• [WHAT TO WORK ON]:
Transcribe the records below exactly as they appear, omitting any pictures.

= = = = =

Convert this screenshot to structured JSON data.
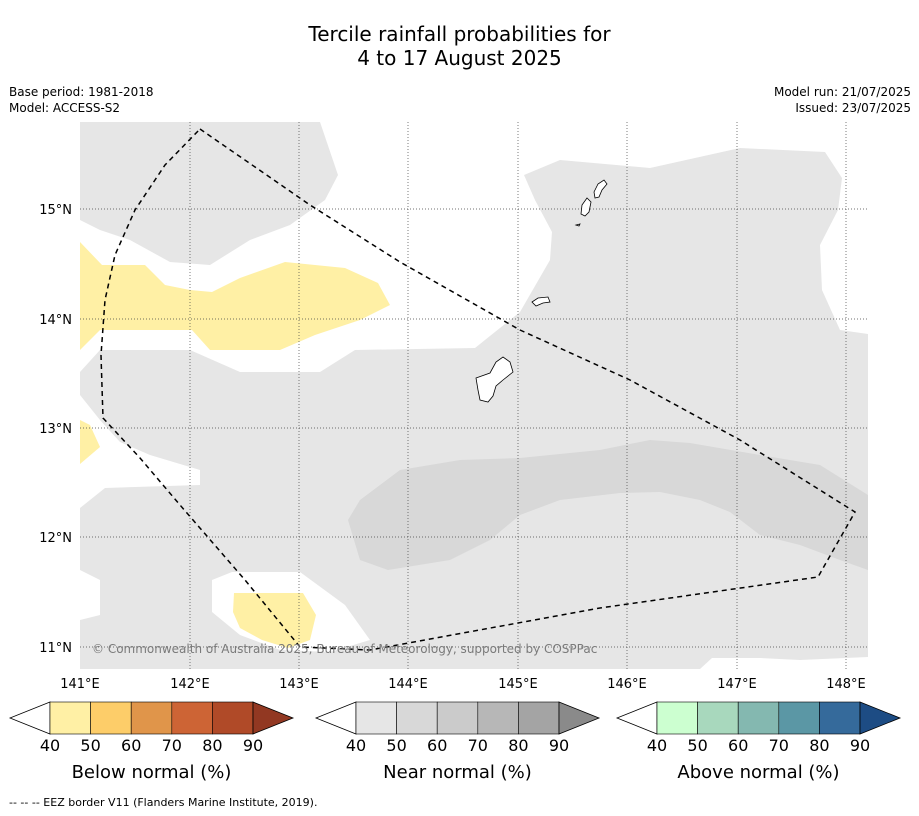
{
  "title_line1": "Tercile rainfall probabilities for",
  "title_line2": "4 to 17 August 2025",
  "base_period": "Base period: 1981-2018",
  "model": "Model: ACCESS-S2",
  "model_run": "Model run: 21/07/2025",
  "issued": "Issued: 23/07/2025",
  "copyright": "© Commonwealth of Australia 2025, Bureau of Meteorology, supported by COSPPac",
  "footnote": "--  --  -- EEZ border V11 (Flanders Marine Institute, 2019).",
  "map": {
    "lon_labels": [
      "141°E",
      "142°E",
      "143°E",
      "144°E",
      "145°E",
      "146°E",
      "147°E",
      "148°E"
    ],
    "lat_labels": [
      "15°N",
      "14°N",
      "13°N",
      "12°N",
      "11°N"
    ]
  },
  "colorbars": [
    {
      "label": "Below normal (%)",
      "ticks": [
        "40",
        "50",
        "60",
        "70",
        "80",
        "90"
      ],
      "colors": [
        "#fff0a5",
        "#fdcd69",
        "#e0954a",
        "#cd6435",
        "#b04a28",
        "#923822"
      ]
    },
    {
      "label": "Near normal (%)",
      "ticks": [
        "40",
        "50",
        "60",
        "70",
        "80",
        "90"
      ],
      "colors": [
        "#e6e6e6",
        "#d8d8d8",
        "#cbcbcb",
        "#b7b7b7",
        "#a4a4a4",
        "#8a8a8a"
      ]
    },
    {
      "label": "Above normal (%)",
      "ticks": [
        "40",
        "50",
        "60",
        "70",
        "80",
        "90"
      ],
      "colors": [
        "#ccffd0",
        "#a8d8bd",
        "#84b8b0",
        "#5b97a5",
        "#356a9b",
        "#1d4c84"
      ]
    }
  ]
}
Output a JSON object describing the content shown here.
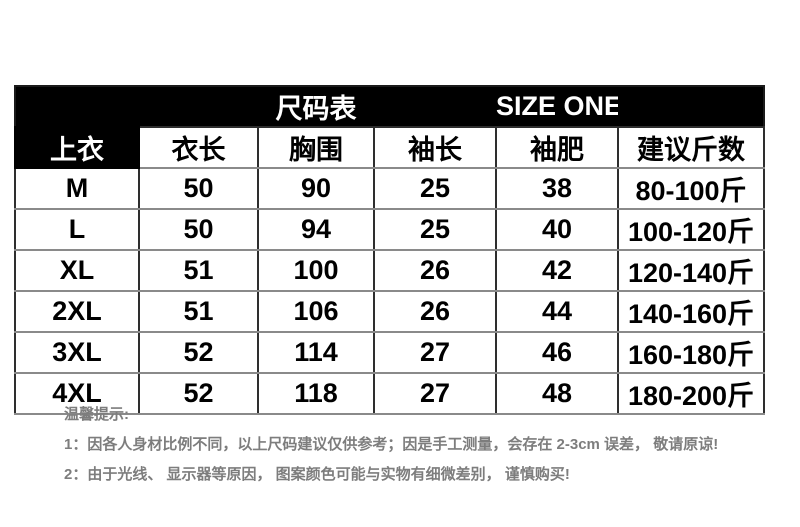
{
  "header": {
    "title_cn": "尺码表",
    "title_en": "SIZE ONE"
  },
  "size_table": {
    "corner_label": "上衣",
    "columns": [
      "衣长",
      "胸围",
      "袖长",
      "袖肥",
      "建议斤数"
    ],
    "rows": [
      {
        "size": "M",
        "values": [
          "50",
          "90",
          "25",
          "38",
          "80-100斤"
        ]
      },
      {
        "size": "L",
        "values": [
          "50",
          "94",
          "25",
          "40",
          "100-120斤"
        ]
      },
      {
        "size": "XL",
        "values": [
          "51",
          "100",
          "26",
          "42",
          "120-140斤"
        ]
      },
      {
        "size": "2XL",
        "values": [
          "51",
          "106",
          "26",
          "44",
          "140-160斤"
        ]
      },
      {
        "size": "3XL",
        "values": [
          "52",
          "114",
          "27",
          "46",
          "160-180斤"
        ]
      },
      {
        "size": "4XL",
        "values": [
          "52",
          "118",
          "27",
          "48",
          "180-200斤"
        ]
      }
    ]
  },
  "notes": {
    "heading": "温馨提示:",
    "lines": [
      "1：因各人身材比例不同，以上尺码建议仅供参考；因是手工测量，会存在 2-3cm 误差， 敬请原谅!",
      "2：由于光线、 显示器等原因， 图案颜色可能与实物有细微差别， 谨慎购买!"
    ]
  },
  "colors": {
    "header_bg": "#000000",
    "header_text": "#ffffff",
    "body_text": "#000000",
    "note_text": "#7d7d7d",
    "border_dark": "#2e2e2e",
    "border_light": "#8a8a8a"
  }
}
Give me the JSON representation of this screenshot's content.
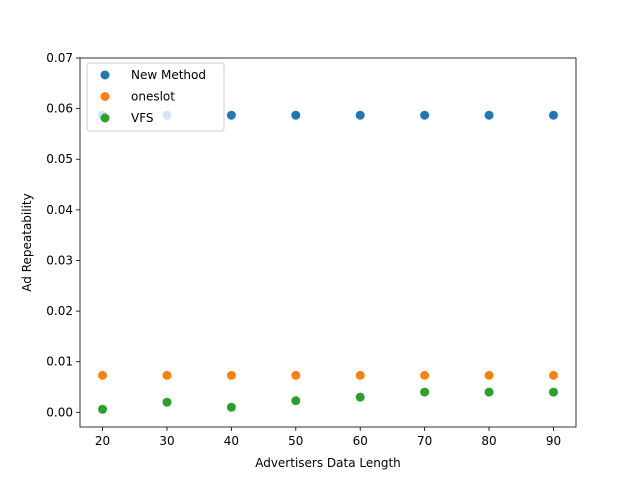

= = = = =

• [TASK SOLUTION]:
Convert this screenshot to structured JSON data.
{
  "title_line1": "Tercile rainfall probabilities for",
  "title_line2": "4 to 17 August 2025",
  "base_period": "Base period: 1981-2018",
  "model": "Model: ACCESS-S2",
  "model_run": "Model run: 21/07/2025",
  "issued": "Issued: 23/07/2025",
  "copyright": "© Commonwealth of Australia 2025, Bureau of Meteorology, supported by COSPPac",
  "footnote": "--  --  -- EEZ border V11 (Flanders Marine Institute, 2019).",
  "map": {
    "lon_labels": [
      "141°E",
      "142°E",
      "143°E",
      "144°E",
      "145°E",
      "146°E",
      "147°E",
      "148°E"
    ],
    "lat_labels": [
      "15°N",
      "14°N",
      "13°N",
      "12°N",
      "11°N"
    ]
  },
  "colorbars": [
    {
      "label": "Below normal (%)",
      "ticks": [
        "40",
        "50",
        "60",
        "70",
        "80",
        "90"
      ],
      "colors": [
        "#fff0a5",
        "#fdcd69",
        "#e0954a",
        "#cd6435",
        "#b04a28",
        "#923822"
      ]
    },
    {
      "label": "Near normal (%)",
      "ticks": [
        "40",
        "50",
        "60",
        "70",
        "80",
        "90"
      ],
      "colors": [
        "#e6e6e6",
        "#d8d8d8",
        "#cbcbcb",
        "#b7b7b7",
        "#a4a4a4",
        "#8a8a8a"
      ]
    },
    {
      "label": "Above normal (%)",
      "ticks": [
        "40",
        "50",
        "60",
        "70",
        "80",
        "90"
      ],
      "colors": [
        "#ccffd0",
        "#a8d8bd",
        "#84b8b0",
        "#5b97a5",
        "#356a9b",
        "#1d4c84"
      ]
    }
  ]
}
Output a JSON object describing the content shown here.
{
  "header": {
    "title_cn": "尺码表",
    "title_en": "SIZE ONE"
  },
  "size_table": {
    "corner_label": "上衣",
    "columns": [
      "衣长",
      "胸围",
      "袖长",
      "袖肥",
      "建议斤数"
    ],
    "rows": [
      {
        "size": "M",
        "values": [
          "50",
          "90",
          "25",
          "38",
          "80-100斤"
        ]
      },
      {
        "size": "L",
        "values": [
          "50",
          "94",
          "25",
          "40",
          "100-120斤"
        ]
      },
      {
        "size": "XL",
        "values": [
          "51",
          "100",
          "26",
          "42",
          "120-140斤"
        ]
      },
      {
        "size": "2XL",
        "values": [
          "51",
          "106",
          "26",
          "44",
          "140-160斤"
        ]
      },
      {
        "size": "3XL",
        "values": [
          "52",
          "114",
          "27",
          "46",
          "160-180斤"
        ]
      },
      {
        "size": "4XL",
        "values": [
          "52",
          "118",
          "27",
          "48",
          "180-200斤"
        ]
      }
    ]
  },
  "notes": {
    "heading": "温馨提示:",
    "lines": [
      "1：因各人身材比例不同，以上尺码建议仅供参考；因是手工测量，会存在 2-3cm 误差， 敬请原谅!",
      "2：由于光线、 显示器等原因， 图案颜色可能与实物有细微差别， 谨慎购买!"
    ]
  },
  "colors": {
    "header_bg": "#000000",
    "header_text": "#ffffff",
    "body_text": "#000000",
    "note_text": "#7d7d7d",
    "border_dark": "#2e2e2e",
    "border_light": "#8a8a8a"
  }
}
Give me the JSON representation of this screenshot's content.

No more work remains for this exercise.